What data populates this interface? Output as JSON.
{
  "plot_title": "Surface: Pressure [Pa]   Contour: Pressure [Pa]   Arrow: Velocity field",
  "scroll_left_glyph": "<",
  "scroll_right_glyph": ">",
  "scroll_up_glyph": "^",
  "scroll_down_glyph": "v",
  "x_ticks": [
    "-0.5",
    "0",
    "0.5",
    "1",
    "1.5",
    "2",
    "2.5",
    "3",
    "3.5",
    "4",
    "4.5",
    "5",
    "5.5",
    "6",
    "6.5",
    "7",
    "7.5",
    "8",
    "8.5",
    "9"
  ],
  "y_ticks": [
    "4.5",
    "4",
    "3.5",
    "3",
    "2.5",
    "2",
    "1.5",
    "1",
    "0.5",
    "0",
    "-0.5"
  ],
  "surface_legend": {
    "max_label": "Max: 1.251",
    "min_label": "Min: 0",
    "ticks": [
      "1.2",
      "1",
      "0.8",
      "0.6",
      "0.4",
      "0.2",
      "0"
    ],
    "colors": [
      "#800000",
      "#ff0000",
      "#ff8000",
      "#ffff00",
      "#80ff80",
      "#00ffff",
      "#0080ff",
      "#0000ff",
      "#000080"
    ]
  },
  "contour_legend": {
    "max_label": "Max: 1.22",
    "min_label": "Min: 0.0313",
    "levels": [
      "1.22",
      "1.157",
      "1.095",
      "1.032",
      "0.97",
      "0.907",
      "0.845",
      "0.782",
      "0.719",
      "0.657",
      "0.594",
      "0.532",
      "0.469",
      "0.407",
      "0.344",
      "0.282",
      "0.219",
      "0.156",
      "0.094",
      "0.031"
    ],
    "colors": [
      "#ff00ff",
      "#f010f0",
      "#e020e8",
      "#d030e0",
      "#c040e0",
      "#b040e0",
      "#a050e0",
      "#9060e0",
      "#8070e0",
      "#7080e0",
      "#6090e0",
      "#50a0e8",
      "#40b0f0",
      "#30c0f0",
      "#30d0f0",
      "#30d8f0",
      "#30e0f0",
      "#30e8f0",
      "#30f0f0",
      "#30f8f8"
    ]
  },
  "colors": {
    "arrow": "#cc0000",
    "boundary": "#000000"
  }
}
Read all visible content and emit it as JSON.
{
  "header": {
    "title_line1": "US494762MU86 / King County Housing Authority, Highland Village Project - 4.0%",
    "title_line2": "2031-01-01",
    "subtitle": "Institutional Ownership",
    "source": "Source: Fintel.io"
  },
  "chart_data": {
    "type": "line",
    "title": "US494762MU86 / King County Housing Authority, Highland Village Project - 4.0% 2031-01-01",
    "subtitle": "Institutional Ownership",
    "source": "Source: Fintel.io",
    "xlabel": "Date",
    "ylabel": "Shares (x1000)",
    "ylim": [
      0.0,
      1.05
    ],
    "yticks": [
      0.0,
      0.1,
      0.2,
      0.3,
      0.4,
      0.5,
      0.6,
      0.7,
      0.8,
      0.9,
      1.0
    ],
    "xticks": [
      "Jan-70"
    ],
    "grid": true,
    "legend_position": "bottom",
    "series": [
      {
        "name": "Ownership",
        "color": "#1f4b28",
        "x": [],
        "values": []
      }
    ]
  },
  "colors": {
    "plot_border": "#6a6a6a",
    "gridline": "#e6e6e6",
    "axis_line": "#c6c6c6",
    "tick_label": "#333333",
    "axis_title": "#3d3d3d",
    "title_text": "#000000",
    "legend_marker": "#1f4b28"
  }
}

────────────────────────────────────────

### Exercise prompt
Retype the material in full. Each word must match.

### Answer for the task
What data populates this interface? Output as JSON.
{
  "plot_title": "Surface: Pressure [Pa]   Contour: Pressure [Pa]   Arrow: Velocity field",
  "scroll_left_glyph": "<",
  "scroll_right_glyph": ">",
  "scroll_up_glyph": "^",
  "scroll_down_glyph": "v",
  "x_ticks": [
    "-0.5",
    "0",
    "0.5",
    "1",
    "1.5",
    "2",
    "2.5",
    "3",
    "3.5",
    "4",
    "4.5",
    "5",
    "5.5",
    "6",
    "6.5",
    "7",
    "7.5",
    "8",
    "8.5",
    "9"
  ],
  "y_ticks": [
    "4.5",
    "4",
    "3.5",
    "3",
    "2.5",
    "2",
    "1.5",
    "1",
    "0.5",
    "0",
    "-0.5"
  ],
  "surface_legend": {
    "max_label": "Max: 1.251",
    "min_label": "Min: 0",
    "ticks": [
      "1.2",
      "1",
      "0.8",
      "0.6",
      "0.4",
      "0.2",
      "0"
    ],
    "colors": [
      "#800000",
      "#ff0000",
      "#ff8000",
      "#ffff00",
      "#80ff80",
      "#00ffff",
      "#0080ff",
      "#0000ff",
      "#000080"
    ]
  },
  "contour_legend": {
    "max_label": "Max: 1.22",
    "min_label": "Min: 0.0313",
    "levels": [
      "1.22",
      "1.157",
      "1.095",
      "1.032",
      "0.97",
      "0.907",
      "0.845",
      "0.782",
      "0.719",
      "0.657",
      "0.594",
      "0.532",
      "0.469",
      "0.407",
      "0.344",
      "0.282",
      "0.219",
      "0.156",
      "0.094",
      "0.031"
    ],
    "colors": [
      "#ff00ff",
      "#f010f0",
      "#e020e8",
      "#d030e0",
      "#c040e0",
      "#b040e0",
      "#a050e0",
      "#9060e0",
      "#8070e0",
      "#7080e0",
      "#6090e0",
      "#50a0e8",
      "#40b0f0",
      "#30c0f0",
      "#30d0f0",
      "#30d8f0",
      "#30e0f0",
      "#30e8f0",
      "#30f0f0",
      "#30f8f8"
    ]
  },
  "colors": {
    "arrow": "#cc0000",
    "boundary": "#000000"
  }
}
Read all visible content and emit it as JSON.
{
  "header": {
    "title_line1": "US494762MU86 / King County Housing Authority, Highland Village Project - 4.0%",
    "title_line2": "2031-01-01",
    "subtitle": "Institutional Ownership",
    "source": "Source: Fintel.io"
  },
  "chart_data": {
    "type": "line",
    "title": "US494762MU86 / King County Housing Authority, Highland Village Project - 4.0% 2031-01-01",
    "subtitle": "Institutional Ownership",
    "source": "Source: Fintel.io",
    "xlabel": "Date",
    "ylabel": "Shares (x1000)",
    "ylim": [
      0.0,
      1.05
    ],
    "yticks": [
      0.0,
      0.1,
      0.2,
      0.3,
      0.4,
      0.5,
      0.6,
      0.7,
      0.8,
      0.9,
      1.0
    ],
    "xticks": [
      "Jan-70"
    ],
    "grid": true,
    "legend_position": "bottom",
    "series": [
      {
        "name": "Ownership",
        "color": "#1f4b28",
        "x": [],
        "values": []
      }
    ]
  },
  "colors": {
    "plot_border": "#6a6a6a",
    "gridline": "#e6e6e6",
    "axis_line": "#c6c6c6",
    "tick_label": "#333333",
    "axis_title": "#3d3d3d",
    "title_text": "#000000",
    "legend_marker": "#1f4b28"
  }
}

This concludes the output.